Structured figure records:
○ ○ ○ ○ ○

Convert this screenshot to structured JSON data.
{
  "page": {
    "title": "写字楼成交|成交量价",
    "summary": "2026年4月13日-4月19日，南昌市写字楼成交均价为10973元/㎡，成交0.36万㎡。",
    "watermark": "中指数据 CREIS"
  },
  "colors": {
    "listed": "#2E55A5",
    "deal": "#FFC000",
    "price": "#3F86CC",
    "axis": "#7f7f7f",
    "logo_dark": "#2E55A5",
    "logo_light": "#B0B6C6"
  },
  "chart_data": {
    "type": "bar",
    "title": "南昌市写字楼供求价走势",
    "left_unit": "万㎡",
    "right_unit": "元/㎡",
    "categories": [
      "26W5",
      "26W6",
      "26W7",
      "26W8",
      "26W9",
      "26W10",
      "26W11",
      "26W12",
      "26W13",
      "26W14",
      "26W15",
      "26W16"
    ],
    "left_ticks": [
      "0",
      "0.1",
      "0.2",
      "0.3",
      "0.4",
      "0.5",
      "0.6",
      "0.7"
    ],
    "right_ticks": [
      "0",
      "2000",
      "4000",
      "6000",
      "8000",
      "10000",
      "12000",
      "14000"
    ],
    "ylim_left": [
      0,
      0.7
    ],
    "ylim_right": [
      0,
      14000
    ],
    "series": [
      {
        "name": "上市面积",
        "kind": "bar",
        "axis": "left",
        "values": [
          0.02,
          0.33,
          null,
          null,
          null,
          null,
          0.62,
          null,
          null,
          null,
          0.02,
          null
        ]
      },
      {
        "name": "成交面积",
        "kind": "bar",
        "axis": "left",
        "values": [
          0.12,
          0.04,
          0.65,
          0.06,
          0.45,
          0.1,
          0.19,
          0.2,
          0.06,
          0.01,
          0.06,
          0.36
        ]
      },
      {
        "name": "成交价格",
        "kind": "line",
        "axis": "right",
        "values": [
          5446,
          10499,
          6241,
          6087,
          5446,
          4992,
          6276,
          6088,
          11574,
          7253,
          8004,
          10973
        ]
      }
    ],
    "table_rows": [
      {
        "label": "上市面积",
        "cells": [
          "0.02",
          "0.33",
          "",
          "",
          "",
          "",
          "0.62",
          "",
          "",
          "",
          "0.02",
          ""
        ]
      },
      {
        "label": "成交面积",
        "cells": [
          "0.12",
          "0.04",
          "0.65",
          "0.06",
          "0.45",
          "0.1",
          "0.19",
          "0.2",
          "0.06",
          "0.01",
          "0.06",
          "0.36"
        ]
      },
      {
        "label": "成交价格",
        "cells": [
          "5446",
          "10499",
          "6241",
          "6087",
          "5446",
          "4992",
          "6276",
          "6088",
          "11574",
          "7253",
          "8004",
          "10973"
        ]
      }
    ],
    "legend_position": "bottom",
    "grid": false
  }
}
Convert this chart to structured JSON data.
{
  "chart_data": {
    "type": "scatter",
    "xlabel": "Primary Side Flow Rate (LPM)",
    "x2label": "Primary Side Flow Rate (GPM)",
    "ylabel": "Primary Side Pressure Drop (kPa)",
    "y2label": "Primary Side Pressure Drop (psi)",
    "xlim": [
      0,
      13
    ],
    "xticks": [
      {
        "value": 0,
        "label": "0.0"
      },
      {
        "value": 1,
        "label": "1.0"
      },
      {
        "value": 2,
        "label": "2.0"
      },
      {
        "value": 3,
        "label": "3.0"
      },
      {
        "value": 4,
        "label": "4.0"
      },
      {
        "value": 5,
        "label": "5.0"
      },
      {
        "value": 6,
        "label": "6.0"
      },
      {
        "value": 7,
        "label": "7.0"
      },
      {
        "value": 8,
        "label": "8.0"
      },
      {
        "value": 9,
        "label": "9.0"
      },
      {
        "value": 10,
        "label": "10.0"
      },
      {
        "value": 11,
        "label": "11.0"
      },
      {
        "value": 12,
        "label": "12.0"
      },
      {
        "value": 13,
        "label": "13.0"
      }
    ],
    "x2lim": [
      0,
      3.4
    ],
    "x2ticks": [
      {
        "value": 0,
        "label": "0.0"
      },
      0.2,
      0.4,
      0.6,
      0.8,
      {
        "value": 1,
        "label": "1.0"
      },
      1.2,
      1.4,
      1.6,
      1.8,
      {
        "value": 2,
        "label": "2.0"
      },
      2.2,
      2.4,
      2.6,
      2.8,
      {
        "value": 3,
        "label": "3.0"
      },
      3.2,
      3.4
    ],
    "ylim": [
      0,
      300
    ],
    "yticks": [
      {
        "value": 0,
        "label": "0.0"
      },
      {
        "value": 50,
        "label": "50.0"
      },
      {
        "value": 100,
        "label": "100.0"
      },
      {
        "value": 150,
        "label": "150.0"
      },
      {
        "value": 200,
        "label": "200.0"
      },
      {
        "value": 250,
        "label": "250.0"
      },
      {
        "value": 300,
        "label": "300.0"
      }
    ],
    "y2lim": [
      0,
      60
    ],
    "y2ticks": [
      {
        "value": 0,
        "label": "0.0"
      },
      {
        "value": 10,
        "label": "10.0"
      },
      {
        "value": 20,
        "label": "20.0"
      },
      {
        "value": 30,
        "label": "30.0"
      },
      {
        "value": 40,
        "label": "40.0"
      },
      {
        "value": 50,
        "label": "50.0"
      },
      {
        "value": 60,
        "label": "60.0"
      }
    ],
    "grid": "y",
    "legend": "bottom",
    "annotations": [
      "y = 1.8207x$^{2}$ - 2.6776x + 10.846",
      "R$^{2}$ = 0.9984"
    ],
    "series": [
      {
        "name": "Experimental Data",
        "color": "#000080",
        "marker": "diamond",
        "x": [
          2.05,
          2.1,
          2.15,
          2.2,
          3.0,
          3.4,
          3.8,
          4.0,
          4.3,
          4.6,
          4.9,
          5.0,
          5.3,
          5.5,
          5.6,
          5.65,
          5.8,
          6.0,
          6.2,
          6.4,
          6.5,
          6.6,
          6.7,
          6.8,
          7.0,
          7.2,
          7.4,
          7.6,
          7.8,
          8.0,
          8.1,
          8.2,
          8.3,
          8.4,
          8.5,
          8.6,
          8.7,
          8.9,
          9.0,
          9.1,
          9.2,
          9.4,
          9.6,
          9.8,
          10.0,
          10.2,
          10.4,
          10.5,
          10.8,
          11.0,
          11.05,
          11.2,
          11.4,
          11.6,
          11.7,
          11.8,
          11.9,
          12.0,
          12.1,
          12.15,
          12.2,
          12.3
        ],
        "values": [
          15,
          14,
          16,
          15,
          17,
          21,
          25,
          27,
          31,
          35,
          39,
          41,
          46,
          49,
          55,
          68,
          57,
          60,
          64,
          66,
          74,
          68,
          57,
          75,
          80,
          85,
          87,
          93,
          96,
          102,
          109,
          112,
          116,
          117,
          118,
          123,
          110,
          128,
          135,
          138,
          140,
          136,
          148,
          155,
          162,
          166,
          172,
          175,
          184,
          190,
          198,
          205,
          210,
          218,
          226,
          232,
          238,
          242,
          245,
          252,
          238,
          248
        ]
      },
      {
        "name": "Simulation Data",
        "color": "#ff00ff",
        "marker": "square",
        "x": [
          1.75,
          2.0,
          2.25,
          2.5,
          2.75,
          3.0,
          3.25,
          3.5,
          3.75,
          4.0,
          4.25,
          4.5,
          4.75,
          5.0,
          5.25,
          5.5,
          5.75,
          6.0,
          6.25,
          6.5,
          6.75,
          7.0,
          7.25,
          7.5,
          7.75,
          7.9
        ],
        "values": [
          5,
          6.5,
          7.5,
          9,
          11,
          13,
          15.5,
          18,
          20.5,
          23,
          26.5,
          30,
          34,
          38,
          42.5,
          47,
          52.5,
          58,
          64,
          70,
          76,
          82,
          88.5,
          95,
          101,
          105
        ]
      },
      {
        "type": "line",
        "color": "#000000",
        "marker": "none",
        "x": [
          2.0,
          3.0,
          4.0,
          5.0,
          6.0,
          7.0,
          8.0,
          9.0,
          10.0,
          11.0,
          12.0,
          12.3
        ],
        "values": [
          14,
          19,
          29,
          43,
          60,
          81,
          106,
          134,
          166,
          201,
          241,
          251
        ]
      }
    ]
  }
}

○ ○ ○ ○ ○

▶ [Job] Of the lines in the listing above, how many hold the string "this"? Reply with the number only.

▶ [Complete answer] 2